> _What to work on_: Produce an exact copy of all the data below, dropping every image.

> _Material shown_:
-.-.-
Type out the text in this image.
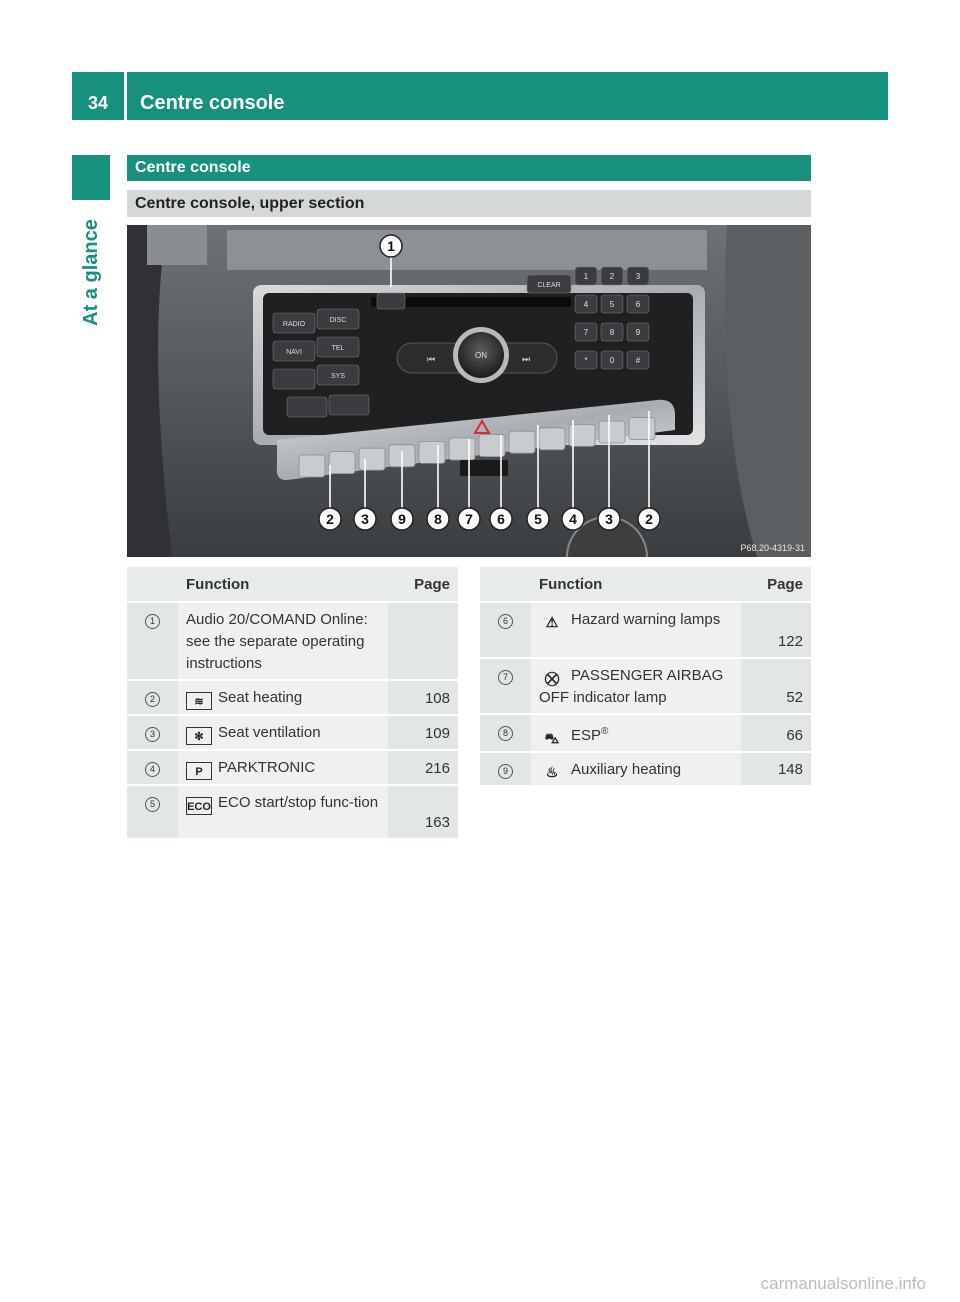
34	Centre console
At a glance
Centre console
Centre console, upper section
RADIO
DISC
NAVI
TEL
SYS
CLEAR
ON
⏮	⏭
1	2	3
4	5	6
7	8	9
*	0	#
1
2 3 9 8 7 6 5 4 3 2
P68.20-4319-31
	Function	Page
1	Audio 20/COMAND Online: see the separate operating instructions	
2	≋ Seat heating	108
3	✻ Seat ventilation	109
4	P PARKTRONIC	216
5	ECO ECO start/stop func-tion	163
	Function	Page
6	⚠ Hazard warning lamps	122
7	⛒ PASSENGER AIRBAG OFF indicator lamp	52
8	⛍ ESP®	66
9	♨ Auxiliary heating	148
carmanualsonline.info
-.-.-
> _Task answer_:
Type out the text in this image.
34	Centre console
At a glance
Centre console
Centre console, upper section
RADIO
DISC
NAVI
TEL
SYS
CLEAR
ON
⏮	⏭
1	2	3
4	5	6
7	8	9
*	0	#
1
2 3 9 8 7 6 5 4 3 2
P68.20-4319-31
	Function	Page
1	Audio 20/COMAND Online: see the separate operating instructions	
2	≋ Seat heating	108
3	✻ Seat ventilation	109
4	P PARKTRONIC	216
5	ECO ECO start/stop func-tion	163
	Function	Page
6	⚠ Hazard warning lamps	122
7	⛒ PASSENGER AIRBAG OFF indicator lamp	52
8	⛍ ESP®	66
9	♨ Auxiliary heating	148
carmanualsonline.info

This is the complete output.